Exercise goal: Extract all lines from the data beneath that include the word "shown".

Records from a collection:

** Begin **

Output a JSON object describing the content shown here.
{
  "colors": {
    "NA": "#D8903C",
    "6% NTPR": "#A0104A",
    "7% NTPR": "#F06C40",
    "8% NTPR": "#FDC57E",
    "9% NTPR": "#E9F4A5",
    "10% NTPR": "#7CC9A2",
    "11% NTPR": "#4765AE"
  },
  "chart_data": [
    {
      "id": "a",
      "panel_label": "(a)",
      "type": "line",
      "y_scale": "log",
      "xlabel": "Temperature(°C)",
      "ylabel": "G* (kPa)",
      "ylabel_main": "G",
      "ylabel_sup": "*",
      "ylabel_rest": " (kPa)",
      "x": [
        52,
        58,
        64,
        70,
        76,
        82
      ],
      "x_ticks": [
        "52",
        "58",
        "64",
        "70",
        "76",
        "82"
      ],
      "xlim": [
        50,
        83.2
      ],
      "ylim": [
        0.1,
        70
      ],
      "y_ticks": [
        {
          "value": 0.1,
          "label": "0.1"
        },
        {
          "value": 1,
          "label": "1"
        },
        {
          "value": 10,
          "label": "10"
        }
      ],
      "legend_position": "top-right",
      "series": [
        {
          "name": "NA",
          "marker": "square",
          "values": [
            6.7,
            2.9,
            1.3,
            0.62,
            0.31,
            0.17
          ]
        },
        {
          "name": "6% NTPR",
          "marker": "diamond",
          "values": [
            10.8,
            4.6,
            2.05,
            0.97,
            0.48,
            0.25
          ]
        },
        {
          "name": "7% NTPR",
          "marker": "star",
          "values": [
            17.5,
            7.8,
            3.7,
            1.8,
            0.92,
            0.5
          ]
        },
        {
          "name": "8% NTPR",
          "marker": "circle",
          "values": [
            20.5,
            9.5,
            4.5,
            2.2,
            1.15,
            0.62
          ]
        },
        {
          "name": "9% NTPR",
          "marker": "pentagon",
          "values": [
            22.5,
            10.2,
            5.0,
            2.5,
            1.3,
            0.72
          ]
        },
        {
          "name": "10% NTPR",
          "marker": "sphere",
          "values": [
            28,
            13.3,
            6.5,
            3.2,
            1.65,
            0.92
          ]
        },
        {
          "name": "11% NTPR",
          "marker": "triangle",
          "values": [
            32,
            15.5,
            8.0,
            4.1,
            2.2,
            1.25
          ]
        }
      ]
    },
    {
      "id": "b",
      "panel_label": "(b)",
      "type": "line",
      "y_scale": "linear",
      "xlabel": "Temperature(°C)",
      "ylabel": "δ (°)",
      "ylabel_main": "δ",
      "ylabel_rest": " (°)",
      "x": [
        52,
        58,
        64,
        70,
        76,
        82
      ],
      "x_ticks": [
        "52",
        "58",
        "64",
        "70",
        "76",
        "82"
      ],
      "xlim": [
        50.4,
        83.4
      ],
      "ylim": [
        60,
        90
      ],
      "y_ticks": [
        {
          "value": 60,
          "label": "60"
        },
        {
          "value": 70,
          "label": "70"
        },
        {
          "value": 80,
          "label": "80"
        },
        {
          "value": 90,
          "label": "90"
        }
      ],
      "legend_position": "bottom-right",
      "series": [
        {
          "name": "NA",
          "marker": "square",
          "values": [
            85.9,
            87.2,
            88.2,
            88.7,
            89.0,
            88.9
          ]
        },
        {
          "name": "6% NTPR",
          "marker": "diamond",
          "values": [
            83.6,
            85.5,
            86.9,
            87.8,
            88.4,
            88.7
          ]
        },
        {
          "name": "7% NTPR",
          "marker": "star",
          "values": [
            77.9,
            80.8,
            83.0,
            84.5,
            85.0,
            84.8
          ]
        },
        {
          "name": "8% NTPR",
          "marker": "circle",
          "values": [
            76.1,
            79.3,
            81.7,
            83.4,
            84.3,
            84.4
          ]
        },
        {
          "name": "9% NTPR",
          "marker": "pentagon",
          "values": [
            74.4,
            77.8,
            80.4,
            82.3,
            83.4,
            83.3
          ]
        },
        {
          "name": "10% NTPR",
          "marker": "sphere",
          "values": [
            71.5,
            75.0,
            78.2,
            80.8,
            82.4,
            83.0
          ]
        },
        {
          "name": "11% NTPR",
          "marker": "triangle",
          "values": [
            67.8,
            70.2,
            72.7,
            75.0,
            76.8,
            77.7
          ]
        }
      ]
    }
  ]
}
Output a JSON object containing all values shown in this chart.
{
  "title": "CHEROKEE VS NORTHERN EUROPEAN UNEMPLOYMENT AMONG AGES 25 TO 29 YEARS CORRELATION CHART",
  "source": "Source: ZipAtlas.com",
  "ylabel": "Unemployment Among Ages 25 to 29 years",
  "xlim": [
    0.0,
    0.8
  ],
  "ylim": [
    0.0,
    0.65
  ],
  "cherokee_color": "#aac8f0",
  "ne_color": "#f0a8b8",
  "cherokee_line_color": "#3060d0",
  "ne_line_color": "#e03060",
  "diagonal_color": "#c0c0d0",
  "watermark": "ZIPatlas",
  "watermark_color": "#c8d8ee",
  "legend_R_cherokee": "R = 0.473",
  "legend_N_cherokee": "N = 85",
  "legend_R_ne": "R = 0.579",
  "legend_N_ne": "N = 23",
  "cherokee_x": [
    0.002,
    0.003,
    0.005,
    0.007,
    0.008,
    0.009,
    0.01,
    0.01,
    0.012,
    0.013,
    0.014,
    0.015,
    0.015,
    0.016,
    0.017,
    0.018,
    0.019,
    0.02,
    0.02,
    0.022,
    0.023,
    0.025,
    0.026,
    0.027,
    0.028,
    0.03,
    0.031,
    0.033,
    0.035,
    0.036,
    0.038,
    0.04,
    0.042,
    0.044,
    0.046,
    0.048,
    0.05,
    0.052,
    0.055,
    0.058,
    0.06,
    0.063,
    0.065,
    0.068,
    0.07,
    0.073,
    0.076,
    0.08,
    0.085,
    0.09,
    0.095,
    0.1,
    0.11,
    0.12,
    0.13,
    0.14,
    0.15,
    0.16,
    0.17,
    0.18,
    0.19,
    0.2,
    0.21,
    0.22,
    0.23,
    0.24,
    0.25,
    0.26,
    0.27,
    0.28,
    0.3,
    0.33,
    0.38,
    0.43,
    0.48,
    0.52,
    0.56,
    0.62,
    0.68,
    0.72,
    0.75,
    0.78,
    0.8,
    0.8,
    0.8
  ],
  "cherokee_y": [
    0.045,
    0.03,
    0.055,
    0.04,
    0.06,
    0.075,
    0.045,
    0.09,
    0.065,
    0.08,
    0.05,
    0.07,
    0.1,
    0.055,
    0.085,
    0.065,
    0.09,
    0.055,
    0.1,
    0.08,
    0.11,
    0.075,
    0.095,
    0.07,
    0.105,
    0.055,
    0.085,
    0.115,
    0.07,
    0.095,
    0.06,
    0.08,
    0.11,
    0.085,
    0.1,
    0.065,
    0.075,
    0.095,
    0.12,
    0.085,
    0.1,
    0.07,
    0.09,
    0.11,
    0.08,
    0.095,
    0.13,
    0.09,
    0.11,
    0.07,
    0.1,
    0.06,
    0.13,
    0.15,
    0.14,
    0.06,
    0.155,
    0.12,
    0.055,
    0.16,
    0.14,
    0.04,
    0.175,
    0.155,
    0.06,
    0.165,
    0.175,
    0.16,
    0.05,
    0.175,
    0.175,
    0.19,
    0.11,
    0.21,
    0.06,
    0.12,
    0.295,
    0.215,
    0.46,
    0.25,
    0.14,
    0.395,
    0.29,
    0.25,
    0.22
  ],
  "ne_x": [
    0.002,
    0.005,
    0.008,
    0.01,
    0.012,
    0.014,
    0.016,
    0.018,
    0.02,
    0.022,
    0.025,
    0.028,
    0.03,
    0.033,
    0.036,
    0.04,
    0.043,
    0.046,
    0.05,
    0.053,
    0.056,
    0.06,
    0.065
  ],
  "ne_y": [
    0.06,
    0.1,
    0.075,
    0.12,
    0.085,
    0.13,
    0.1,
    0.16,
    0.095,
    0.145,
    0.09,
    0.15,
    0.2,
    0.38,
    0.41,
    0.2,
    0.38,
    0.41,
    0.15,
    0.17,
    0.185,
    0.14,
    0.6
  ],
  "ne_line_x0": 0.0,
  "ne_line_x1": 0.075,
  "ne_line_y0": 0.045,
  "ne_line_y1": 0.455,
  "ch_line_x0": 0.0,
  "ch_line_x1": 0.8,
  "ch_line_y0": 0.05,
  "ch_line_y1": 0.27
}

** End **

Complete response:
Output a JSON object describing the content shown here.
Output a JSON object containing all values shown in this chart.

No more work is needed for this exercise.